Return the records, each one exactly as written.

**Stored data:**
§
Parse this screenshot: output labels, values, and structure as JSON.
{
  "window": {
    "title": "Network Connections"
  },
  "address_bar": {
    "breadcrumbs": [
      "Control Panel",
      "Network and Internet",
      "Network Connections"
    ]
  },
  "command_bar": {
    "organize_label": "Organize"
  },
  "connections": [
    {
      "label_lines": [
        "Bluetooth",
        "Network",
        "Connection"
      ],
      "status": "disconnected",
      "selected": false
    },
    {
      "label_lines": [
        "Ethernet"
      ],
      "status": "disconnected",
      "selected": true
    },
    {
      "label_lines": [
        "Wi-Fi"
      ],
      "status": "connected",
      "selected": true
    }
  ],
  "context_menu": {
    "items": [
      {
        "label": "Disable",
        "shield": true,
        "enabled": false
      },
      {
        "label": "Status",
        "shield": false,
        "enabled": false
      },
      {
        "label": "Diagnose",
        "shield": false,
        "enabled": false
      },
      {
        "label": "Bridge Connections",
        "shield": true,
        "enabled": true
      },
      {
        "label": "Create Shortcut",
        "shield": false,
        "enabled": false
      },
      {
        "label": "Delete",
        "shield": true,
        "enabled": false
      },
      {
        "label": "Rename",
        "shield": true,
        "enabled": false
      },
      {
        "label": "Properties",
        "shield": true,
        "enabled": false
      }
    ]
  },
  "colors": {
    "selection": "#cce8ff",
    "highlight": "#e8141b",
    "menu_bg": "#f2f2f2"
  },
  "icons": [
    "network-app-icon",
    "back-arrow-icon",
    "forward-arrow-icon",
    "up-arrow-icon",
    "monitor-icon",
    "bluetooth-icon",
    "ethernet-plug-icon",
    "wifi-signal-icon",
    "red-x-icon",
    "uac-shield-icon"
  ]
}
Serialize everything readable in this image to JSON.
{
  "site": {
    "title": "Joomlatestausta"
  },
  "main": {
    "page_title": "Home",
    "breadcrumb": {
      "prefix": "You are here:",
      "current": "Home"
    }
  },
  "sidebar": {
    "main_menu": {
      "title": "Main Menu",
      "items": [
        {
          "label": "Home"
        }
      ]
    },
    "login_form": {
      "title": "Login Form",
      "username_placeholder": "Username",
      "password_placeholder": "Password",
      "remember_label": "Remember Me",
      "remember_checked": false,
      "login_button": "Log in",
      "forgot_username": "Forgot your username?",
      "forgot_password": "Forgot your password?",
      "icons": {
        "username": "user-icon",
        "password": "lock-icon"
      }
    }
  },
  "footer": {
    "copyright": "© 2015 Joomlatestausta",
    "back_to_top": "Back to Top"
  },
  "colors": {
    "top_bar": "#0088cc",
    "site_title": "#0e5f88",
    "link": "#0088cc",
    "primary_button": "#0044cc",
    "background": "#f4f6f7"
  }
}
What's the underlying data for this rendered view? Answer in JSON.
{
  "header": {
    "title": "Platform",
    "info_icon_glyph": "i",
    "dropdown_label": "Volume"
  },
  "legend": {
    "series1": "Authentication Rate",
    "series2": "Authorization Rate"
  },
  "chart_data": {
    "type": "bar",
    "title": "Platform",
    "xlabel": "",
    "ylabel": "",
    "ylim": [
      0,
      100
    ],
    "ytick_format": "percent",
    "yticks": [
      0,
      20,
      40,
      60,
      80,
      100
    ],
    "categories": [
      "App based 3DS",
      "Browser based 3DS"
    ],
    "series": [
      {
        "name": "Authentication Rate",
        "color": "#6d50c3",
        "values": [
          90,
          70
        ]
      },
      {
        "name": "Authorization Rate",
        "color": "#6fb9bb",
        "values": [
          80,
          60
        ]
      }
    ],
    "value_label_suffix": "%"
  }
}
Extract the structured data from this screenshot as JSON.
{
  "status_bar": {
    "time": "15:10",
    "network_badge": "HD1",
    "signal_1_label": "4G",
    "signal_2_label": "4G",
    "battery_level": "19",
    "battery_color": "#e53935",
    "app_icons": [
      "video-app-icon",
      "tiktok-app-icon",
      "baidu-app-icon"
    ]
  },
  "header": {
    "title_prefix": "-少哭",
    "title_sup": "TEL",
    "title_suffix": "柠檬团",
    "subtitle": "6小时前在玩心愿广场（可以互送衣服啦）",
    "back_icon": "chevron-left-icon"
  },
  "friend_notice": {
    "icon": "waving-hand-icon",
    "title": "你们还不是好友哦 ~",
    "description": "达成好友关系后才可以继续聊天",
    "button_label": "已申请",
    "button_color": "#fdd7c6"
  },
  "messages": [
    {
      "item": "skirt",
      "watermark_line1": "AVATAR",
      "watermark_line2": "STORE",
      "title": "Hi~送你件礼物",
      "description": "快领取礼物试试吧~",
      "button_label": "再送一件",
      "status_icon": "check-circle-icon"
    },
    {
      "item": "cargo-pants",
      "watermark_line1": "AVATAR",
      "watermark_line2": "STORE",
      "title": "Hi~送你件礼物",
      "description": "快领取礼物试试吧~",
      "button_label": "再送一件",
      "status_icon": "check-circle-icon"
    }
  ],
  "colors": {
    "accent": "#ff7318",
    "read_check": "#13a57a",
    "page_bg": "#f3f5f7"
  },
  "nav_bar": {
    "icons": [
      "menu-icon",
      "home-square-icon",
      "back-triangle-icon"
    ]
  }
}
§
**RESULT OF THE TASK:**
Parse this screenshot: output labels, values, and structure as JSON.
{
  "window": {
    "title": "Network Connections"
  },
  "address_bar": {
    "breadcrumbs": [
      "Control Panel",
      "Network and Internet",
      "Network Connections"
    ]
  },
  "command_bar": {
    "organize_label": "Organize"
  },
  "connections": [
    {
      "label_lines": [
        "Bluetooth",
        "Network",
        "Connection"
      ],
      "status": "disconnected",
      "selected": false
    },
    {
      "label_lines": [
        "Ethernet"
      ],
      "status": "disconnected",
      "selected": true
    },
    {
      "label_lines": [
        "Wi-Fi"
      ],
      "status": "connected",
      "selected": true
    }
  ],
  "context_menu": {
    "items": [
      {
        "label": "Disable",
        "shield": true,
        "enabled": false
      },
      {
        "label": "Status",
        "shield": false,
        "enabled": false
      },
      {
        "label": "Diagnose",
        "shield": false,
        "enabled": false
      },
      {
        "label": "Bridge Connections",
        "shield": true,
        "enabled": true
      },
      {
        "label": "Create Shortcut",
        "shield": false,
        "enabled": false
      },
      {
        "label": "Delete",
        "shield": true,
        "enabled": false
      },
      {
        "label": "Rename",
        "shield": true,
        "enabled": false
      },
      {
        "label": "Properties",
        "shield": true,
        "enabled": false
      }
    ]
  },
  "colors": {
    "selection": "#cce8ff",
    "highlight": "#e8141b",
    "menu_bg": "#f2f2f2"
  },
  "icons": [
    "network-app-icon",
    "back-arrow-icon",
    "forward-arrow-icon",
    "up-arrow-icon",
    "monitor-icon",
    "bluetooth-icon",
    "ethernet-plug-icon",
    "wifi-signal-icon",
    "red-x-icon",
    "uac-shield-icon"
  ]
}
Serialize everything readable in this image to JSON.
{
  "site": {
    "title": "Joomlatestausta"
  },
  "main": {
    "page_title": "Home",
    "breadcrumb": {
      "prefix": "You are here:",
      "current": "Home"
    }
  },
  "sidebar": {
    "main_menu": {
      "title": "Main Menu",
      "items": [
        {
          "label": "Home"
        }
      ]
    },
    "login_form": {
      "title": "Login Form",
      "username_placeholder": "Username",
      "password_placeholder": "Password",
      "remember_label": "Remember Me",
      "remember_checked": false,
      "login_button": "Log in",
      "forgot_username": "Forgot your username?",
      "forgot_password": "Forgot your password?",
      "icons": {
        "username": "user-icon",
        "password": "lock-icon"
      }
    }
  },
  "footer": {
    "copyright": "© 2015 Joomlatestausta",
    "back_to_top": "Back to Top"
  },
  "colors": {
    "top_bar": "#0088cc",
    "site_title": "#0e5f88",
    "link": "#0088cc",
    "primary_button": "#0044cc",
    "background": "#f4f6f7"
  }
}
What's the underlying data for this rendered view? Answer in JSON.
{
  "header": {
    "title": "Platform",
    "info_icon_glyph": "i",
    "dropdown_label": "Volume"
  },
  "legend": {
    "series1": "Authentication Rate",
    "series2": "Authorization Rate"
  },
  "chart_data": {
    "type": "bar",
    "title": "Platform",
    "xlabel": "",
    "ylabel": "",
    "ylim": [
      0,
      100
    ],
    "ytick_format": "percent",
    "yticks": [
      0,
      20,
      40,
      60,
      80,
      100
    ],
    "categories": [
      "App based 3DS",
      "Browser based 3DS"
    ],
    "series": [
      {
        "name": "Authentication Rate",
        "color": "#6d50c3",
        "values": [
          90,
          70
        ]
      },
      {
        "name": "Authorization Rate",
        "color": "#6fb9bb",
        "values": [
          80,
          60
        ]
      }
    ],
    "value_label_suffix": "%"
  }
}
Extract the structured data from this screenshot as JSON.
{
  "status_bar": {
    "time": "15:10",
    "network_badge": "HD1",
    "signal_1_label": "4G",
    "signal_2_label": "4G",
    "battery_level": "19",
    "battery_color": "#e53935",
    "app_icons": [
      "video-app-icon",
      "tiktok-app-icon",
      "baidu-app-icon"
    ]
  },
  "header": {
    "title_prefix": "-少哭",
    "title_sup": "TEL",
    "title_suffix": "柠檬团",
    "subtitle": "6小时前在玩心愿广场（可以互送衣服啦）",
    "back_icon": "chevron-left-icon"
  },
  "friend_notice": {
    "icon": "waving-hand-icon",
    "title": "你们还不是好友哦 ~",
    "description": "达成好友关系后才可以继续聊天",
    "button_label": "已申请",
    "button_color": "#fdd7c6"
  },
  "messages": [
    {
      "item": "skirt",
      "watermark_line1": "AVATAR",
      "watermark_line2": "STORE",
      "title": "Hi~送你件礼物",
      "description": "快领取礼物试试吧~",
      "button_label": "再送一件",
      "status_icon": "check-circle-icon"
    },
    {
      "item": "cargo-pants",
      "watermark_line1": "AVATAR",
      "watermark_line2": "STORE",
      "title": "Hi~送你件礼物",
      "description": "快领取礼物试试吧~",
      "button_label": "再送一件",
      "status_icon": "check-circle-icon"
    }
  ],
  "colors": {
    "accent": "#ff7318",
    "read_check": "#13a57a",
    "page_bg": "#f3f5f7"
  },
  "nav_bar": {
    "icons": [
      "menu-icon",
      "home-square-icon",
      "back-triangle-icon"
    ]
  }
}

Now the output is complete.